═════ Document text
After a 13/8 transitional bar, the first chorus returns to a short verse, and then to a guitar soli, which phases (metrically) over top of a melodramatic take of the verse guitar part, sifting through the following chord progression rather than C major:
Fma9omit3 - - - Bbma13 omit 3 - - - Ebmin9 - - - Gb6 - - - Ebmaj9omit 3 - - - Fmin11/Ab - - - Dbmin9 - - - Abmi11/E
Originally, Sean Sonego was the singer of Ways In Waves. “Fellow” was completely produced and recorded with his vocals on the track. I realized that I wanted to be the singer of the project, that I needed to convey the lyrics with my own voice, but Sean remains present on the background vocals he recorded for this song. The way the lyrics are constructed is a result of them being written for Sean, intended to be sung at me by him. This song was about me feeling a great deal of guilt regarding the death of Timothy Henderson. Timothy and I went to high school together in Yellowknife, played in bands together, and I was told the night before Timothy was taken off of life support that I was the inspiration behind their decision to pursue an education in music at MacEwan. Unbeknownst to me, Timothy had been dealing with demons unseen, and made an attempt on their own life, which resulted in a brain injury from which recovery was not possible. I didn’t know what was going on, but I didn’t check in, I didn’t reach out. I regret this immensely.
══════════
═════ Extracted data
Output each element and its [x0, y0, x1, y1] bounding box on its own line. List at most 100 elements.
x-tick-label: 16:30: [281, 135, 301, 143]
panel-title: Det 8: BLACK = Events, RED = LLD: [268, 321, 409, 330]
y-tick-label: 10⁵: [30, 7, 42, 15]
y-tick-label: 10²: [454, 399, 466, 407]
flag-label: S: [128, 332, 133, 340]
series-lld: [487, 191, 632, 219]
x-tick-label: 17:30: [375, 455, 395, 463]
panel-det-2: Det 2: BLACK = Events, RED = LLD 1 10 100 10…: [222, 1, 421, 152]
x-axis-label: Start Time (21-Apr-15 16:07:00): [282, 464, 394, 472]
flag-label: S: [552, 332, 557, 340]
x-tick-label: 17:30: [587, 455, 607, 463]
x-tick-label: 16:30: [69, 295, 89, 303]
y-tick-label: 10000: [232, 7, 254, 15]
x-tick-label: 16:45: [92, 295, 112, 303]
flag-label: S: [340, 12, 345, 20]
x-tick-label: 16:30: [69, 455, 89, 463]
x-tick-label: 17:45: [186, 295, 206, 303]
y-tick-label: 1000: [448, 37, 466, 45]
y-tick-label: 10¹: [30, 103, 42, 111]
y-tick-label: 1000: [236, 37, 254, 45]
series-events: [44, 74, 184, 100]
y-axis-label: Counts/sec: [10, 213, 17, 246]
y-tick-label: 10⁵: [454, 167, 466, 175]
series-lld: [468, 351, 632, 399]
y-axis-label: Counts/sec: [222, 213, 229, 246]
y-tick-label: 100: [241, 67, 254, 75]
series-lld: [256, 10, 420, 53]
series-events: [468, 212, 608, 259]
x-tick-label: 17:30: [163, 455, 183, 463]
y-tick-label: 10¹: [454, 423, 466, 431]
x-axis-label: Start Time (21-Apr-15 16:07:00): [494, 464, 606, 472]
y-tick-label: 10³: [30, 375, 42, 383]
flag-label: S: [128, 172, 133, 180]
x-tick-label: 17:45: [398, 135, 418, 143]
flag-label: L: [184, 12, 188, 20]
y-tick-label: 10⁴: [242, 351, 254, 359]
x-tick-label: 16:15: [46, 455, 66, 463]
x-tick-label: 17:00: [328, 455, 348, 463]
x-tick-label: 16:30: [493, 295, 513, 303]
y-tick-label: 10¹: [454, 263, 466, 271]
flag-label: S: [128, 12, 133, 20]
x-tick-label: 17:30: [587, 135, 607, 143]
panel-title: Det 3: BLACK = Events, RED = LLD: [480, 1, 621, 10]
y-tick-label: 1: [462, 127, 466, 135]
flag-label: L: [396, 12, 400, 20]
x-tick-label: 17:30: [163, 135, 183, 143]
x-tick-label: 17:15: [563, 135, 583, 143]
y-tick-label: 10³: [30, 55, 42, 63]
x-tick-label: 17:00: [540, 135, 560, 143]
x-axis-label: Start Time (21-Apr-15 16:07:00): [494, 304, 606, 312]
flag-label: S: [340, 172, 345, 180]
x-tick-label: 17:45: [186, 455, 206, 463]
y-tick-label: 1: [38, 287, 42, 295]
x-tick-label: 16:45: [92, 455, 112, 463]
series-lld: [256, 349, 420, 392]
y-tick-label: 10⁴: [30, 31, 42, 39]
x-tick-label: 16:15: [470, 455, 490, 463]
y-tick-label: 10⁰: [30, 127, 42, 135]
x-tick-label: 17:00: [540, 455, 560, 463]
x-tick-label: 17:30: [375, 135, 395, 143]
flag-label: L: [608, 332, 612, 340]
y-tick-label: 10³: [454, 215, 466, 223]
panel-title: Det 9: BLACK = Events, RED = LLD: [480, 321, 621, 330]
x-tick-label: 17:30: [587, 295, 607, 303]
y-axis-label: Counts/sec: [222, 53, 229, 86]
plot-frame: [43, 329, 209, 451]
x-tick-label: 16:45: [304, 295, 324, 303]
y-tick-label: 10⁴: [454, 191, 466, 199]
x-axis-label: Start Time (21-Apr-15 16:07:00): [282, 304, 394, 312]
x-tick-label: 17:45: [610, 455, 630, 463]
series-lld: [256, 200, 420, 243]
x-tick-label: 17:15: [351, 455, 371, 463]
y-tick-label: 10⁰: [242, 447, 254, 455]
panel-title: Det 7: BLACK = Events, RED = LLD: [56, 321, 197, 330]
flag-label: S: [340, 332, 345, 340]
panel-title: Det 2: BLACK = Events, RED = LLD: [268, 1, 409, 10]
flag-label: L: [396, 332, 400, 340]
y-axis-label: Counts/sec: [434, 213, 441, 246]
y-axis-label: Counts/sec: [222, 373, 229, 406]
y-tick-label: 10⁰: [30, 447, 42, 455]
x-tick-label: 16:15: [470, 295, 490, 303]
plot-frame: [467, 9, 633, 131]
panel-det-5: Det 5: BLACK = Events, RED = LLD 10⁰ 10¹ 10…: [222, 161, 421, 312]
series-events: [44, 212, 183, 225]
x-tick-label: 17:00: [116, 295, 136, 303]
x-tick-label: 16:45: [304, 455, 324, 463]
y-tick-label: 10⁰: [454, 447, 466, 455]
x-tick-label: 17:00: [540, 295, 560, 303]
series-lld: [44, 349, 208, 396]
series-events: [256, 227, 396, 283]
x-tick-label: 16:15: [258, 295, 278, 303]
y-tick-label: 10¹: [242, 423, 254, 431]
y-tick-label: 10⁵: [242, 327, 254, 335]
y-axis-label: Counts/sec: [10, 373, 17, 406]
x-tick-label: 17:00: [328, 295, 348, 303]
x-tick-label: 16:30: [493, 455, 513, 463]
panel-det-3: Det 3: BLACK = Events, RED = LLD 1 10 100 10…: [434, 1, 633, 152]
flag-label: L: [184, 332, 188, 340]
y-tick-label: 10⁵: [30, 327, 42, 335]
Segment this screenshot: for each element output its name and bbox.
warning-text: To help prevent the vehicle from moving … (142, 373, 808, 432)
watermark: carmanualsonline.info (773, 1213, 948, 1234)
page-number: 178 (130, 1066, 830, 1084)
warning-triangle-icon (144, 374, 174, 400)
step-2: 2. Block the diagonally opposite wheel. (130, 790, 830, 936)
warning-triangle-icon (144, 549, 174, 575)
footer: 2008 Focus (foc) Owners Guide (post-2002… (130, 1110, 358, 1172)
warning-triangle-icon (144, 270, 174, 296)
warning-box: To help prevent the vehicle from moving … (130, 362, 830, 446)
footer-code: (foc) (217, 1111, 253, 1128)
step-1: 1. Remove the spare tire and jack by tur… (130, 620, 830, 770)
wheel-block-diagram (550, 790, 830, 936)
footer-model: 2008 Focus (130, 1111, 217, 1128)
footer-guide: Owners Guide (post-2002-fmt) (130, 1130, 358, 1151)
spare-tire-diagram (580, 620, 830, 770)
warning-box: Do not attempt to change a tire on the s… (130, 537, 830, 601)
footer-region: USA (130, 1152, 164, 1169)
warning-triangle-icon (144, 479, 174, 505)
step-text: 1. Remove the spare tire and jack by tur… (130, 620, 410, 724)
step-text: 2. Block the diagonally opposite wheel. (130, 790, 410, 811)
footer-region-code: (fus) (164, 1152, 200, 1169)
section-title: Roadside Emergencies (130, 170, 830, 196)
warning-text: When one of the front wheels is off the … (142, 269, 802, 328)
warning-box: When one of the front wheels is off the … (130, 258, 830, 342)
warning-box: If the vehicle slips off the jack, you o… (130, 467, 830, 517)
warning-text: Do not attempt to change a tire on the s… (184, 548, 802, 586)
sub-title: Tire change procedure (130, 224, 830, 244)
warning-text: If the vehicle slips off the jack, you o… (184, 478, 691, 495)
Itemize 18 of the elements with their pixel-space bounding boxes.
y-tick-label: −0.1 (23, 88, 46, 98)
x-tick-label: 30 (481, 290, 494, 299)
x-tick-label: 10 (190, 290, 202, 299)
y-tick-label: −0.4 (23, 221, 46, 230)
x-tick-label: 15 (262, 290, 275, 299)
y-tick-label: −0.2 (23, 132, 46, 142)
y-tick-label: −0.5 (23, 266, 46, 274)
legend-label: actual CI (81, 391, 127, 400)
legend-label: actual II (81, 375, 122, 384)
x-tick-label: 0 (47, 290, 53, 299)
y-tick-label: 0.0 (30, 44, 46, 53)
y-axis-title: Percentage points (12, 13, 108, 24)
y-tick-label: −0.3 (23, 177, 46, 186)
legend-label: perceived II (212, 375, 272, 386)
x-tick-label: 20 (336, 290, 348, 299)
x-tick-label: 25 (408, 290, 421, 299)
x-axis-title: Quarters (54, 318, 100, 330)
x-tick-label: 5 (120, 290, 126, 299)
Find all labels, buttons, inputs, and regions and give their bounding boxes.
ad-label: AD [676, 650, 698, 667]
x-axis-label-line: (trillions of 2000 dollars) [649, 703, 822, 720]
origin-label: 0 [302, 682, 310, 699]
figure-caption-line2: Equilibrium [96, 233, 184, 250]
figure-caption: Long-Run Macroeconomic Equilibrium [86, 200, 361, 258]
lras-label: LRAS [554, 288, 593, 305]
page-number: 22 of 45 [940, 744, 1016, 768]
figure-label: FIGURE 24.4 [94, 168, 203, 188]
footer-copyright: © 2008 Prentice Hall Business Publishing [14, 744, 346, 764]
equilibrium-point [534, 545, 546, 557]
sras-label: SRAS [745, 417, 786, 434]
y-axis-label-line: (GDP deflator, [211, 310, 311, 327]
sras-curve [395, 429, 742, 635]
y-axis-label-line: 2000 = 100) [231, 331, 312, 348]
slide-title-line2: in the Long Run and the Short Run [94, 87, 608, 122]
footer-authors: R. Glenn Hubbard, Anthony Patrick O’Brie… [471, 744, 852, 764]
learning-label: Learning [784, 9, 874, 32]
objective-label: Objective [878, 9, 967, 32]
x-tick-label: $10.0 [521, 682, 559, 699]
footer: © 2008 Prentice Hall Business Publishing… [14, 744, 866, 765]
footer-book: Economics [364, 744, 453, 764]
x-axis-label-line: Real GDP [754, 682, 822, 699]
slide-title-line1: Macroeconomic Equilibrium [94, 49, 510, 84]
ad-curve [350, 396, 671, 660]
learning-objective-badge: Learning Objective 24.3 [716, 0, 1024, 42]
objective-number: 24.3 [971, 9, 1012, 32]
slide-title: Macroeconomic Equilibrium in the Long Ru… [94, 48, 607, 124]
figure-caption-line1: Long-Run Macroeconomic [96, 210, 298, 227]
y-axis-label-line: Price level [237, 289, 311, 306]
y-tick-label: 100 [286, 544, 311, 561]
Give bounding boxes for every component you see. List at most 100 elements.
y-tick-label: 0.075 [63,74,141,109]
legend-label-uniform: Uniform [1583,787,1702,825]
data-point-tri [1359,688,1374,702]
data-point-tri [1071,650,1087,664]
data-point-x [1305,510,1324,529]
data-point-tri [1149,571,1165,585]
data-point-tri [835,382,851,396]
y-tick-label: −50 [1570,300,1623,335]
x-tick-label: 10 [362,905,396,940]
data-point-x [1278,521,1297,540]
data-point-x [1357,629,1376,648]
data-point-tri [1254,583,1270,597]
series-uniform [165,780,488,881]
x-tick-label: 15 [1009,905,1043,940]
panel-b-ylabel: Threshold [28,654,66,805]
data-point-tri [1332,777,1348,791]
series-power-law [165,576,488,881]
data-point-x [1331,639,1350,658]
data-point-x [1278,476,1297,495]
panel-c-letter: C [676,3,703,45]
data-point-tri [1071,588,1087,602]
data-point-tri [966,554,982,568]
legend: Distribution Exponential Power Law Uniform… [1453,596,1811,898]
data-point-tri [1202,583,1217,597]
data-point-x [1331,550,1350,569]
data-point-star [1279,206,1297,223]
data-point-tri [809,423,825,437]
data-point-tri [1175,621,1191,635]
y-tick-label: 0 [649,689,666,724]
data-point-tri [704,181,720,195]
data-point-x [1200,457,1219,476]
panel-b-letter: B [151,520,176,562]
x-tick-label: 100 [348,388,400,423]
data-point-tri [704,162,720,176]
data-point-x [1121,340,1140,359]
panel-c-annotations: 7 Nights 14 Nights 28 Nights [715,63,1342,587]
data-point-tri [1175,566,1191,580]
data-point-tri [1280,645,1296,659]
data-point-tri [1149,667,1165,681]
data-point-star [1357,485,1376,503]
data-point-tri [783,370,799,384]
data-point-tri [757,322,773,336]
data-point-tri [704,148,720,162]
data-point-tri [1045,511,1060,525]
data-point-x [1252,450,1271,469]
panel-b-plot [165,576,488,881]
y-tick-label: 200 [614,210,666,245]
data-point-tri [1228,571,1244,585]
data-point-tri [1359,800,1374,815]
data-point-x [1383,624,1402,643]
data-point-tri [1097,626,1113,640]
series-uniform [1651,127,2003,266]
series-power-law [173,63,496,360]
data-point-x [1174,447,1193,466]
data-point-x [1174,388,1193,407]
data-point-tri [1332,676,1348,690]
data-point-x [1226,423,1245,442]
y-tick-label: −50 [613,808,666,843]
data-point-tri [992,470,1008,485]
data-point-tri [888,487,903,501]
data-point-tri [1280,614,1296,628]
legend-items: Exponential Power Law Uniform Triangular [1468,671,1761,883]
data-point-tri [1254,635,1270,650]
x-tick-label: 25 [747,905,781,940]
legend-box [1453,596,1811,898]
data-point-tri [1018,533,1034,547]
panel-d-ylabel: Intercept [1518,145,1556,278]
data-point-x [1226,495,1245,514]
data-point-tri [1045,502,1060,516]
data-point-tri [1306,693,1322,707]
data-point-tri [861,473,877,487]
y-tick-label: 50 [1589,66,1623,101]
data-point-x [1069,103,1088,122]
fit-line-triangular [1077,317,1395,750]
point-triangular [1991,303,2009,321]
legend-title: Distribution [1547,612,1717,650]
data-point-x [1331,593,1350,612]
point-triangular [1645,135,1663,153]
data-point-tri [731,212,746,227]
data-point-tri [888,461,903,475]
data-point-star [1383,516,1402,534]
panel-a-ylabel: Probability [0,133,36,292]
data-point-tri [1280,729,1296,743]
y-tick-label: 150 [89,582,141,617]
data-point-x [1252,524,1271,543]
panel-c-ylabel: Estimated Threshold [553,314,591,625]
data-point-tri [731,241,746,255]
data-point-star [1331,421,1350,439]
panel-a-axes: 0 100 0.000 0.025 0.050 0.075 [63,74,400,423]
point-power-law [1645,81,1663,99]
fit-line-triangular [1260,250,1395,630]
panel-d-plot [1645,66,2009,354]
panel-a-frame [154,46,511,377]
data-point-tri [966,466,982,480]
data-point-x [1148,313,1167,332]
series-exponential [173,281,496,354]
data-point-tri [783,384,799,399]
══════════
The exercise → Carry on the write-up about the song "Fellow" from its last sentence. The rows aren't needed for this.

Expected output →
Timothy used they/them pronouns, if you don’t know that while listening to Fellow, it sound as if someone is referring to an individual letting down a group of people, and that is a completely valid interpretation of the lyrics. However, for me, this song is specifically how I let one particular person down. It is a reminder to always reach out, to always take the time to lift my head out from my own bubble to pay attention to those around me.
Musically, this was my first experiment with sampling myself. It was written before “Tell Us Everything” and informed much of the production process of that song. “Fellow” is essentially a remix of the previous drone-based tune that it began as. I chopped up and sampled my improvised ambient guitar parts into more percussive stabs (which Geoff Li later doubled on guitar), moved around baselines to change the context of the static harmony, and then added groove from drums samples (later doubled by Ryan Pliska on acoustic drums). In the instrumental choruses I put Ryan’s drums through a pitch shifter to create the distortion-esque soundscape that surrounds the percussion in that section. The guitar part that enters in the second chorus was recorded by plugging my guitar straight into the computer via 1/4inch to 1/8th inch adapter (inspired by Alex Robertshaw’s solo on “Get To Heaven” by Everything Everything) and fed the signal through a simulated amp head, foregoing a cabinet sim altogether. This was also my first time experimenting with creating choir vocal harmonies myself, which was frustrating at first but ended up being a sound that I really enjoyed and ended up using throughout the album.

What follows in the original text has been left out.